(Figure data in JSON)
______________________________
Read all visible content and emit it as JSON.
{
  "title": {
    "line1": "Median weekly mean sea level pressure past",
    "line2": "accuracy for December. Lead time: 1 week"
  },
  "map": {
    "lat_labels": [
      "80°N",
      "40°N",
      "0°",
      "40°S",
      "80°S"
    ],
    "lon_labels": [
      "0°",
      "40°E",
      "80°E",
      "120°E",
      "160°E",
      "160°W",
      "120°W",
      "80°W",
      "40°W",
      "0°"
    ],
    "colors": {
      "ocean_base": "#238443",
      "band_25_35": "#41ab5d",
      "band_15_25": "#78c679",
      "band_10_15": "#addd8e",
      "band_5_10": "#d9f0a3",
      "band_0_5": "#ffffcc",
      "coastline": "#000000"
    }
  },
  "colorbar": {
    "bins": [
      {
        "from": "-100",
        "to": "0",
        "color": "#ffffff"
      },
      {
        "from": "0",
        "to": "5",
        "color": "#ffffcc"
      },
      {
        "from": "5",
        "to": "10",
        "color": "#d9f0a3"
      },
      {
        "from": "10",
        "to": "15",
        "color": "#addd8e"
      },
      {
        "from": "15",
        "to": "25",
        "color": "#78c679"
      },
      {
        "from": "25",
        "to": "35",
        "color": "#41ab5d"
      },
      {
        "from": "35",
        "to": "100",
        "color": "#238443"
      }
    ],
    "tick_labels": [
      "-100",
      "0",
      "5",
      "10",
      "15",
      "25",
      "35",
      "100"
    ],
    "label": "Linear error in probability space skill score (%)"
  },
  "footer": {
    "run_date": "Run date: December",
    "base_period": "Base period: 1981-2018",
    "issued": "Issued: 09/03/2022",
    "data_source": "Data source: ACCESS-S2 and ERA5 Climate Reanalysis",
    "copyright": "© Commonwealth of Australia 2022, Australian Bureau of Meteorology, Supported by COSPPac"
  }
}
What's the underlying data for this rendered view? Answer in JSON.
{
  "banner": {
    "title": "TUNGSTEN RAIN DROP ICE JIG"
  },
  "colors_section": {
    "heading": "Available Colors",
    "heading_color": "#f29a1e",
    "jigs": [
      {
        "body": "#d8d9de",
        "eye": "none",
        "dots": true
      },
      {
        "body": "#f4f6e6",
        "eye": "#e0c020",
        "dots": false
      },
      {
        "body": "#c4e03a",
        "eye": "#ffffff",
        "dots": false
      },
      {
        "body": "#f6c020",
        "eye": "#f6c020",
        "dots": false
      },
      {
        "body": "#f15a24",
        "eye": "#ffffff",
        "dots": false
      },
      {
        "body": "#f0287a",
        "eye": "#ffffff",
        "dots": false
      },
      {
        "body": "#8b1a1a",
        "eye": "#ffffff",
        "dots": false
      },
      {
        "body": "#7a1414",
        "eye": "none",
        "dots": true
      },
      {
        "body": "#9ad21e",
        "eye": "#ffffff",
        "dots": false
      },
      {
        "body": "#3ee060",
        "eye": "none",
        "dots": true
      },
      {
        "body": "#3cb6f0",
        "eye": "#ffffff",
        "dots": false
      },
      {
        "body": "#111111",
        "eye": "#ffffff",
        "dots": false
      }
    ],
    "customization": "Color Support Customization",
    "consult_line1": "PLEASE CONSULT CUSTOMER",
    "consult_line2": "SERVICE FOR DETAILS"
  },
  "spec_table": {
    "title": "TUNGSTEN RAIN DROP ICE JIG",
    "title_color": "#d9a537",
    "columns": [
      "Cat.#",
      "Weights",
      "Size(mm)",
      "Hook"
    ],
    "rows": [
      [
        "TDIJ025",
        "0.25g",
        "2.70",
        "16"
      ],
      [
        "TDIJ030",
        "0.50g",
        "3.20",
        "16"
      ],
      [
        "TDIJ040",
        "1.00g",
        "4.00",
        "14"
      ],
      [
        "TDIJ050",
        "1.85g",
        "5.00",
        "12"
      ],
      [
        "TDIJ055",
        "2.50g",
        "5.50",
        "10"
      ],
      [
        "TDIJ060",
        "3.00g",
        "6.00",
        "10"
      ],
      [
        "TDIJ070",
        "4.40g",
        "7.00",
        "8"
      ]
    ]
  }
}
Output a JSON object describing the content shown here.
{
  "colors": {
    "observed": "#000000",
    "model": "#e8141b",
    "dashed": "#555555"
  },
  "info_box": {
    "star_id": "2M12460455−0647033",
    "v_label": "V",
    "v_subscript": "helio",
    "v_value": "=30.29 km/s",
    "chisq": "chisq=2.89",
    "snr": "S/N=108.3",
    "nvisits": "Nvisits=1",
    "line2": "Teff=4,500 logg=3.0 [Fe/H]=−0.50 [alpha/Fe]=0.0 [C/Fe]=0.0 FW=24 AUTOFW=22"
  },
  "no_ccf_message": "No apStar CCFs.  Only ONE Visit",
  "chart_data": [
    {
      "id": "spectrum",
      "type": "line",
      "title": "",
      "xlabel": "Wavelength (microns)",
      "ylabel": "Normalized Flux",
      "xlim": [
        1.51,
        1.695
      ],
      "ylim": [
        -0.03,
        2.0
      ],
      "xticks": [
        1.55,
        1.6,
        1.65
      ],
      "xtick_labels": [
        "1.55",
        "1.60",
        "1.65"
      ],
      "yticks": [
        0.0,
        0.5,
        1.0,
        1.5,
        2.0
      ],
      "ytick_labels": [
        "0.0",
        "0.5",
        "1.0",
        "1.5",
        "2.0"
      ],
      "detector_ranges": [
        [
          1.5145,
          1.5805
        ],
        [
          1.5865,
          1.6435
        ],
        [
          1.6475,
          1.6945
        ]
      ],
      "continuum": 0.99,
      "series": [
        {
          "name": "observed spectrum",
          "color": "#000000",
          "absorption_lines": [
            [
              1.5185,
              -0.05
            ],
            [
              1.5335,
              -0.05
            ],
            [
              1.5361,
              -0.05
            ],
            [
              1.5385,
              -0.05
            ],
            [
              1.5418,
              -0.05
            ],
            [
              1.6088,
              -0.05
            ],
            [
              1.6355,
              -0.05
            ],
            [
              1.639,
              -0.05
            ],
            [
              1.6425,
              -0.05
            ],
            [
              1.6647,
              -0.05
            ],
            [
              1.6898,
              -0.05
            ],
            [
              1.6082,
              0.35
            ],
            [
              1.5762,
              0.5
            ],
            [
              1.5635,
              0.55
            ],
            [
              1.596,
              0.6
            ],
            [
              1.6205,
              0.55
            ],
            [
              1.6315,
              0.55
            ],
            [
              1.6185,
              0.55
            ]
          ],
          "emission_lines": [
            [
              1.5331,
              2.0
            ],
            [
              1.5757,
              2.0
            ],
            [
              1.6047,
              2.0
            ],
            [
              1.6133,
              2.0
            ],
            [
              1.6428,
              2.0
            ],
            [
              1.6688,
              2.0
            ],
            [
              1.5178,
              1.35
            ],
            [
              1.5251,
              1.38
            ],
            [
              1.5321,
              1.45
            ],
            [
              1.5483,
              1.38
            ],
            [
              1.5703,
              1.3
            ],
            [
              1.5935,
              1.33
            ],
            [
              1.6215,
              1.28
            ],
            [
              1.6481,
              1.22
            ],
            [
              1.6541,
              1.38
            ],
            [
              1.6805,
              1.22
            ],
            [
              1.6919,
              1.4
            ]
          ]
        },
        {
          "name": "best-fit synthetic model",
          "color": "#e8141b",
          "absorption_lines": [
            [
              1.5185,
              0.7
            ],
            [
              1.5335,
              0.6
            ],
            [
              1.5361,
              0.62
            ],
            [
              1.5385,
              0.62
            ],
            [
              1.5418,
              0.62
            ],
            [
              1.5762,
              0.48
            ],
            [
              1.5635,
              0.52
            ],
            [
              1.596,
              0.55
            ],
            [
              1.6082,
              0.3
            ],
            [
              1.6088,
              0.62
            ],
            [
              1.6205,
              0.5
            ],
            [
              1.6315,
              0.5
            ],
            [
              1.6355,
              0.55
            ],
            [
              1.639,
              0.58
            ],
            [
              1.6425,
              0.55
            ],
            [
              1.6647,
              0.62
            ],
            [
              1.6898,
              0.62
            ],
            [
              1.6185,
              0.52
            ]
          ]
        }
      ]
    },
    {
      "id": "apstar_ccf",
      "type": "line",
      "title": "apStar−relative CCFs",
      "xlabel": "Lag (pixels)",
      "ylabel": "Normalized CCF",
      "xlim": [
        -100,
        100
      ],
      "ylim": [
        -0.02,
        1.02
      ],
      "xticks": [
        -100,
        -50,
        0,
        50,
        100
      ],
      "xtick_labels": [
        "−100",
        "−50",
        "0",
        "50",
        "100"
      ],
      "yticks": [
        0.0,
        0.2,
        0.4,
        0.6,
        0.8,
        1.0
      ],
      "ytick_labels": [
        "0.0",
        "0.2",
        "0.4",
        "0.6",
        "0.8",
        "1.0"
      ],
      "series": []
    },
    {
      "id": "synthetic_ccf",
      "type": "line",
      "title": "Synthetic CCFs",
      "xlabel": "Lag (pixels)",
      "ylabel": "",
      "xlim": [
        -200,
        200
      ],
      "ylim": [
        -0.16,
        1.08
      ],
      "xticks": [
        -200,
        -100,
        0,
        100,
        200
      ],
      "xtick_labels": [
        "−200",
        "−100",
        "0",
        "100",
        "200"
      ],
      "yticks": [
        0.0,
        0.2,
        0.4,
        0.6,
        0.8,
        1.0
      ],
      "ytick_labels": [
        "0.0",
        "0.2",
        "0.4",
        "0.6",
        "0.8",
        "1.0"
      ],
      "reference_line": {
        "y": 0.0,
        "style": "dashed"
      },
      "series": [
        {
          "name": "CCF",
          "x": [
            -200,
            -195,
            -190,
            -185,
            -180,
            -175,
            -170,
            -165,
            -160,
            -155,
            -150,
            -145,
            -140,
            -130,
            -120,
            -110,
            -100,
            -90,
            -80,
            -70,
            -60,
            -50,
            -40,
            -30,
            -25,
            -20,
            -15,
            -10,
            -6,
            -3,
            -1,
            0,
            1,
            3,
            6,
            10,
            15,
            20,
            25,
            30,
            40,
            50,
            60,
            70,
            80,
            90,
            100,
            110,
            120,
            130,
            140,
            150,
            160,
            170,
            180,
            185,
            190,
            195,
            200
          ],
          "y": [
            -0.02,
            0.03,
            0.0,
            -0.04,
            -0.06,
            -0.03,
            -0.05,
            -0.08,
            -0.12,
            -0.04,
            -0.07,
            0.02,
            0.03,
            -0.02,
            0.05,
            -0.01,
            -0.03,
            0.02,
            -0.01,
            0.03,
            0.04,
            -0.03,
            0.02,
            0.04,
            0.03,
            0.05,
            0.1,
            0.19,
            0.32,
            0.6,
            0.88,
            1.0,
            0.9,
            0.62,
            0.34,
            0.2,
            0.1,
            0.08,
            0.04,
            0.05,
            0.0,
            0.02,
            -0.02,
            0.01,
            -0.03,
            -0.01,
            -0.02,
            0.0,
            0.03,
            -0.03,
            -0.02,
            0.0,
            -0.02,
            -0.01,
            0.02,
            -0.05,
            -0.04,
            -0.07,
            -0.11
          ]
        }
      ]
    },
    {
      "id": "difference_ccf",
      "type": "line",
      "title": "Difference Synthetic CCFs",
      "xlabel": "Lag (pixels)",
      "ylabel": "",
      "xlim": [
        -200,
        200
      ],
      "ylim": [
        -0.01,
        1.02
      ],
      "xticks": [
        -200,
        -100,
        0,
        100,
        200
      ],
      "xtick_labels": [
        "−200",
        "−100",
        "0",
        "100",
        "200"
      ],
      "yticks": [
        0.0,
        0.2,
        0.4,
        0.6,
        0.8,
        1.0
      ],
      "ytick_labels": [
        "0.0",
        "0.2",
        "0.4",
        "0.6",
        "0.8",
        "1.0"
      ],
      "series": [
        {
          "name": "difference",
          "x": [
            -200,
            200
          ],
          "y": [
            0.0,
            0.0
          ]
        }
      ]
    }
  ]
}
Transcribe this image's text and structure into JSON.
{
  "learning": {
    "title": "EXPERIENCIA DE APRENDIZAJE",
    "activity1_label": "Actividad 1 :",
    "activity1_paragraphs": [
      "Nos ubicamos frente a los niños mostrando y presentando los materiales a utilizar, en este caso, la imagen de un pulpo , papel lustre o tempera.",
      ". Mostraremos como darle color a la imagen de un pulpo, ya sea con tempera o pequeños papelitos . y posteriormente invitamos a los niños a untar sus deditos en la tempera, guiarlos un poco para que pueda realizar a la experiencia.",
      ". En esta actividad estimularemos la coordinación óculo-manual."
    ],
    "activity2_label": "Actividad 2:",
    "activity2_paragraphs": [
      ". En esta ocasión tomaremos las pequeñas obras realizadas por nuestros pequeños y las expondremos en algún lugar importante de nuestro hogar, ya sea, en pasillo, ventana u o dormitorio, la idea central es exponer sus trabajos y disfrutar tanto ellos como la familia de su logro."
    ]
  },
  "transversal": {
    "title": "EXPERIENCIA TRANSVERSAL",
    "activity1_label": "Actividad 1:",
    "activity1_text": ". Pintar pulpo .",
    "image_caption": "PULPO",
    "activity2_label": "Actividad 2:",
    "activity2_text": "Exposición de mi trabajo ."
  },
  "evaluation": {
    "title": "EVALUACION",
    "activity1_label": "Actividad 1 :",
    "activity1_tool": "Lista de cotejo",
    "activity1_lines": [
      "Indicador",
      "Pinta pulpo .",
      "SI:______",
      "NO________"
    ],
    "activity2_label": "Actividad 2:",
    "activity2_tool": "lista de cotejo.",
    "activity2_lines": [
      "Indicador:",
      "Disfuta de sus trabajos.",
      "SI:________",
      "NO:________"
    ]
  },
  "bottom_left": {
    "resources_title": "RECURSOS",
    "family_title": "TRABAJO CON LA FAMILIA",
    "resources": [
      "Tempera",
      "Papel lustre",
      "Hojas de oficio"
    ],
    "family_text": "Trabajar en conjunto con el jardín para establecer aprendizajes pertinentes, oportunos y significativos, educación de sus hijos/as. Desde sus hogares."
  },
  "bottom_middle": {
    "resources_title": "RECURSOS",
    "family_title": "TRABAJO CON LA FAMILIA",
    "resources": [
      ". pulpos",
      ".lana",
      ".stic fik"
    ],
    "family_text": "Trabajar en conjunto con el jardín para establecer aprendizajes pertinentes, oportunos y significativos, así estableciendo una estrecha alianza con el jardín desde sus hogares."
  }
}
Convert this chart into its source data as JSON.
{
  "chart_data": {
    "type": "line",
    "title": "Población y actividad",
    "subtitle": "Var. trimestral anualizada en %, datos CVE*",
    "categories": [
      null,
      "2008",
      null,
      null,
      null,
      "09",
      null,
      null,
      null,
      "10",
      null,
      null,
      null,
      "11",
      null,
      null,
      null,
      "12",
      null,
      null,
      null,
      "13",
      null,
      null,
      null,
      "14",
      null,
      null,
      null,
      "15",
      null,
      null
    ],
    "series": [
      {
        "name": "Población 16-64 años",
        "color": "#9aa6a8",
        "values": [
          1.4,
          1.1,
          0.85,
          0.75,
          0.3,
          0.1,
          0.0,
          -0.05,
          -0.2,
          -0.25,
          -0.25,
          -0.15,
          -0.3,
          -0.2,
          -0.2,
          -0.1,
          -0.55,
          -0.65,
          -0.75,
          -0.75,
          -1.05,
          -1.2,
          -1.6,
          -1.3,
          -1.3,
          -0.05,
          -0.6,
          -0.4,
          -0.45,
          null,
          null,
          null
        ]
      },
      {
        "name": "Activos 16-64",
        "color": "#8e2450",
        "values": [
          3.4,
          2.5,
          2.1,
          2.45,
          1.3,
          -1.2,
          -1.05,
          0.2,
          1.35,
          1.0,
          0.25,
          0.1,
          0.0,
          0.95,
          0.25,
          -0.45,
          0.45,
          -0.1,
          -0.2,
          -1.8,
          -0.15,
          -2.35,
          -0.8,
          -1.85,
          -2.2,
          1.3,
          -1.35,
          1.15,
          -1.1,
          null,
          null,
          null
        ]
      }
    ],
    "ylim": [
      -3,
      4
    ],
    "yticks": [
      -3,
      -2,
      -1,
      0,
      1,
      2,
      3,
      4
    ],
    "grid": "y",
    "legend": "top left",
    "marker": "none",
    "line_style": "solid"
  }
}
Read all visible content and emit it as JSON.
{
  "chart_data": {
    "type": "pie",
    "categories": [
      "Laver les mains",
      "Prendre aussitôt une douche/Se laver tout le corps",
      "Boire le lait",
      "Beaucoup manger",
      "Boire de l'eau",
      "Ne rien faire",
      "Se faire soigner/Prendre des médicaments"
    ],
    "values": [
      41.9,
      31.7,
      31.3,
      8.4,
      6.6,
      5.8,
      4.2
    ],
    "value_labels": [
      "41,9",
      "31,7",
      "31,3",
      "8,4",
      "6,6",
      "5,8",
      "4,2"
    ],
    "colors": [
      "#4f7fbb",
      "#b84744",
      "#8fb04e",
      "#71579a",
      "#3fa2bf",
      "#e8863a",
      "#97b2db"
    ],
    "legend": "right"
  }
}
______________________________
Copy down every line of the entries containing the word "Prendre".

■ **Correct answer**:
      "Prendre aussitôt une douche/Se laver tout le corps",
      "Se faire soigner/Prendre des médicaments"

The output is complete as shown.